_DOCUMENT SEGMENT_:

========================================================================

Lars Van der Vight moved to the top of the Interwetten Open leaderboard after a superb second-round 62 at Schladming-Dachstein Golf Club, the sort of scorecard that makes a wet Friday in Austria look rather more cheerful than it had any right to be.
The 23-year-old Dutchman reached 12 under par to take a one-shot lead into the weekend, edging ahead of Frenchman Julien Quesne, who produced a 62 of his own to sit at 11 under.
Christian Braeunig, the first-round leader and Van der Vight’s playing partner, was overtaken as the Dutchman filled his card with birdies and the occasional reminder that golf is still golf.
Van der Vight makes the rain work for him
Some players see steady rain and begin mentally negotiating with the nearest fireplace. Van der Vight, apparently, sees home comforts.
He made eight birdies on Friday, five of them arriving in his opening seven holes. That is less a start than a polite mugging of the front nine. A bogey at the ninth briefly threatened to spoil the symmetry, but he picked up three more shots after the turn to move into pole position at the halfway stage of the HotelPlanner Tour event.
“It was good,” he said. “Obviously it was raining all day, but it wasn’t a lot of rain it was just persistent. I guess I feel right at home in the rain.
“Tee to green I’ve been really good. I’ve hit a lot of fairways and hit a lot of greens the past couple of days.
“I had no idea I had seven threes on the front nine; that doesn’t happen often.”
No, it does not. Seven threes on a front nine is the kind of arithmetic golfers tend to recount with the suspicious calm of someone who has just found a tenner in an old rain jacket.
A young Dutchman growing into the step up
Van der Vight is in his first full season on the HotelPlanner Tour, having earned his place by winning the Order of Merit on the Pro Golf Tour. That route now feeds into the wider Road to Mallorca picture, and he arrived in Austria sitting 95th in the rankings.
There is nothing especially glamorous about learning your trade through airports, weather delays, unfamiliar grasses and the occasional hotel breakfast that looks like it has lost a bet. But Van der Vight appears to be taking the step up with a useful blend of curiosity and composure.
“I’ve enjoyed it,” he added. “I’ve been to a lot of far away places like South Africa and India. It’s more travel but it’s fun to see some cool places.
“The course this week is pretty straightforward so it’s not too hard to adapt this week. There are some courses you want to play twice in the practice round but here once was enough.”
That last line says plenty. There are courses that need decoding like a tax return. Schladming-Dachstein, at least in Van der Vight’s telling, has offered him a cleaner equation: hit fairways, hit greens, accept the rain, and keep making threes until someone asks whether the card has been printed correctly.
Pro Golf Tour success gives him belief
Van der Vight has already shown he can finish the job. He won twice on the Pro Golf Tour on his way to topping the rankings, and while winning at one level never guarantees the next, it does give a player something invaluable: evidence.
Not hope. Not theory. Evidence.
“I feel like I can win on any level. If you can close out and win a tournament it’s always good experience to have.”

========================================================================

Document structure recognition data
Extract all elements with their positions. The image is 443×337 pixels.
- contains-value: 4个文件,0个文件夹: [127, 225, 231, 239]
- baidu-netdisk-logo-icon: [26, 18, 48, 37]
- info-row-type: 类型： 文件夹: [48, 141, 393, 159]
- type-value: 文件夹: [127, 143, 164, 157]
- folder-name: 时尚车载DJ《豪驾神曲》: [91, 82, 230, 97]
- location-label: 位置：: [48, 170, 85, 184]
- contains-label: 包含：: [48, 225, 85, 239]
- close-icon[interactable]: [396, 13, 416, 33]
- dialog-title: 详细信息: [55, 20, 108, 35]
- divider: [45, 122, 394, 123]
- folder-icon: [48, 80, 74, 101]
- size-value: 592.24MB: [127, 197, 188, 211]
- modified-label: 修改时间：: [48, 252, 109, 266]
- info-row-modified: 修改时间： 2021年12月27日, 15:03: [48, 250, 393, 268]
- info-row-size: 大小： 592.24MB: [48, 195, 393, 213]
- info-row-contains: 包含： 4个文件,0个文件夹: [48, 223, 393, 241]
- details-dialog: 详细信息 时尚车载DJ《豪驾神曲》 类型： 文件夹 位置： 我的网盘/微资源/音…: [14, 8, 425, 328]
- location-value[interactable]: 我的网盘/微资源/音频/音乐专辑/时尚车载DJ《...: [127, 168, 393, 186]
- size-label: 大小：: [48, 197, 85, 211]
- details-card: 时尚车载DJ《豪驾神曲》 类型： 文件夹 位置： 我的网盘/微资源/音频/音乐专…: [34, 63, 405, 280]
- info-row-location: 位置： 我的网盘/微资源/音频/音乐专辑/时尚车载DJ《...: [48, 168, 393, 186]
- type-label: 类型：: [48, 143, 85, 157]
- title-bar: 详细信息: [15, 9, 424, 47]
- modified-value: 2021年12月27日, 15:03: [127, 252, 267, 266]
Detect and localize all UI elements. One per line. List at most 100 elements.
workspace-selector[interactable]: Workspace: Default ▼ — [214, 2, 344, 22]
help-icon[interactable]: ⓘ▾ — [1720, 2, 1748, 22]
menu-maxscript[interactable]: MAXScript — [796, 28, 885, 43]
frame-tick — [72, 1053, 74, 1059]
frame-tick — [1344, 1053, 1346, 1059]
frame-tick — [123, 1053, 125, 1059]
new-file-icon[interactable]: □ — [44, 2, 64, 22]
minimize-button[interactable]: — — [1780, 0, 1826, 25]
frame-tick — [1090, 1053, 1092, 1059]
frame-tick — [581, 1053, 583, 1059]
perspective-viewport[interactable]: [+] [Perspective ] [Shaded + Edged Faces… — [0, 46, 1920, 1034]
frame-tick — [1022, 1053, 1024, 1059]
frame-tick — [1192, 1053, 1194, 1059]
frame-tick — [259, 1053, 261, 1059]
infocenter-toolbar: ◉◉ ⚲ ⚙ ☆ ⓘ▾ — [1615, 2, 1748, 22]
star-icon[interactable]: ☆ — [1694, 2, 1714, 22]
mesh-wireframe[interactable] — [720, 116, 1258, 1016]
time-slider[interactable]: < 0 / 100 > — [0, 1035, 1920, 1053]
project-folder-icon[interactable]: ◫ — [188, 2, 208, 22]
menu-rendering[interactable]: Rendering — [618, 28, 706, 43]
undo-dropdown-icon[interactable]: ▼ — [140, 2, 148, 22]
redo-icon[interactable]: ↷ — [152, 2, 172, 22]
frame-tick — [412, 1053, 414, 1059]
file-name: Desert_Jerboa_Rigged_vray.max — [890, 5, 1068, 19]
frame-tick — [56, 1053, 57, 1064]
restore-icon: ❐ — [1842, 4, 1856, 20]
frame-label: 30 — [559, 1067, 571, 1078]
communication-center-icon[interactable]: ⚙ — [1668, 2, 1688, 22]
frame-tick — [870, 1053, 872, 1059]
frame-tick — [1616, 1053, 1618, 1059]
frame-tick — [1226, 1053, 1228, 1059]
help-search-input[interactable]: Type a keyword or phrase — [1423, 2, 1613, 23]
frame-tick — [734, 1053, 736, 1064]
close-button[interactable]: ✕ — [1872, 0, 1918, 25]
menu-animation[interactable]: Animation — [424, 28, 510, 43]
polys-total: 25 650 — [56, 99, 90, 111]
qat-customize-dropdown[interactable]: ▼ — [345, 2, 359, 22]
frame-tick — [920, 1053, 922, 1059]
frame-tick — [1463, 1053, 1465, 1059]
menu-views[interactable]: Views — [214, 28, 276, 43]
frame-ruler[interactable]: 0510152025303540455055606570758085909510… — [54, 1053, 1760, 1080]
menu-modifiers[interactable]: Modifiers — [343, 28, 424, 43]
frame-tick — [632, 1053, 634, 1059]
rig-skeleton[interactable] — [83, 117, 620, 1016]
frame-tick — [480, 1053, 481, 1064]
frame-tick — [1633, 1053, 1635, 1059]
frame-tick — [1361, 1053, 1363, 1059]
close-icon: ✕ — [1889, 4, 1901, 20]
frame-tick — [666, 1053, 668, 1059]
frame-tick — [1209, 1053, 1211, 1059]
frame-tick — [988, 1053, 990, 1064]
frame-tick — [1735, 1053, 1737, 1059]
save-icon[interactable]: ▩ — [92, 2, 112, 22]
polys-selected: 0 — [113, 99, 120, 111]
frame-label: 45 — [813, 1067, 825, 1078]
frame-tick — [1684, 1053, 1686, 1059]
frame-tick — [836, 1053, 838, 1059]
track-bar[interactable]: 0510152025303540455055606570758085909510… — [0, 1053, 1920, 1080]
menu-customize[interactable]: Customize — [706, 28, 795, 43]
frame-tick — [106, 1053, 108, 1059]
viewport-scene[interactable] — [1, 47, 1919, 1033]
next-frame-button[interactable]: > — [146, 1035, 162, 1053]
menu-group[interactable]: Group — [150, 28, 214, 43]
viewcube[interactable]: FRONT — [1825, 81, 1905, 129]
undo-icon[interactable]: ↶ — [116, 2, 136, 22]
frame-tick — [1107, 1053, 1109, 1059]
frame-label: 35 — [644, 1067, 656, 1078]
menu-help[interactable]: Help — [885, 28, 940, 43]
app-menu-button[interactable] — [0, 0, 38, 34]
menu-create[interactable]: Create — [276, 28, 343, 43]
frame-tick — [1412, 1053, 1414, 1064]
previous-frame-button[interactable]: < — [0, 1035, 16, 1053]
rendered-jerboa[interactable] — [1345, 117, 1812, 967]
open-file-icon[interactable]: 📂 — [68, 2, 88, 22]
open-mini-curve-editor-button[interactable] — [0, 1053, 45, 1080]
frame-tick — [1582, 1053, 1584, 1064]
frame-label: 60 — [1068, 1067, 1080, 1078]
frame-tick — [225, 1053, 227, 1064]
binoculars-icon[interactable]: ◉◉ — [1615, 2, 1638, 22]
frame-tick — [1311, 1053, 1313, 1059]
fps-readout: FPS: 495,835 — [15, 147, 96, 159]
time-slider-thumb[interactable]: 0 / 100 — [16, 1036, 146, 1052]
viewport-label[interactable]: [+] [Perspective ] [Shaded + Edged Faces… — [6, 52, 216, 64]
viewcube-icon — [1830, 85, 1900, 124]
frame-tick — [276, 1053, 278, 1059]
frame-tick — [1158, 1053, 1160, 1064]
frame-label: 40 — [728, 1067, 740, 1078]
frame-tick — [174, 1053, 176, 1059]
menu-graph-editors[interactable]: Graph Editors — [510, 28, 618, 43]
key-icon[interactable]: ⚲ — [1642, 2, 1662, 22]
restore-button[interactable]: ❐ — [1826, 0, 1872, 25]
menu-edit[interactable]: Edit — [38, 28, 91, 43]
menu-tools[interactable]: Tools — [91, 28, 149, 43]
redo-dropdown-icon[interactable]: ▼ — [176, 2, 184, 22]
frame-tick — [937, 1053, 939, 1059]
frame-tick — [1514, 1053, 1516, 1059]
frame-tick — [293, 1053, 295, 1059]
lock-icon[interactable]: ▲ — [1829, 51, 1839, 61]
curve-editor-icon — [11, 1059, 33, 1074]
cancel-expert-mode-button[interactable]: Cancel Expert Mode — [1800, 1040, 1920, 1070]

========================================================================

_ABOUT THIS TASK_:
In the golf report, rewrite the paragraph beginning "He made eight birdies on Friday" as a short bulleted list that keeps its main facts. This data is separate material with no connection to the golf report.

_RESULT_:
- Eight birdies on Friday
- Five of them in his opening seven holes
- A bogey at the ninth
- Three more shots picked up after the turn
- Moved into pole position at the halfway stage of the HotelPlanner Tour event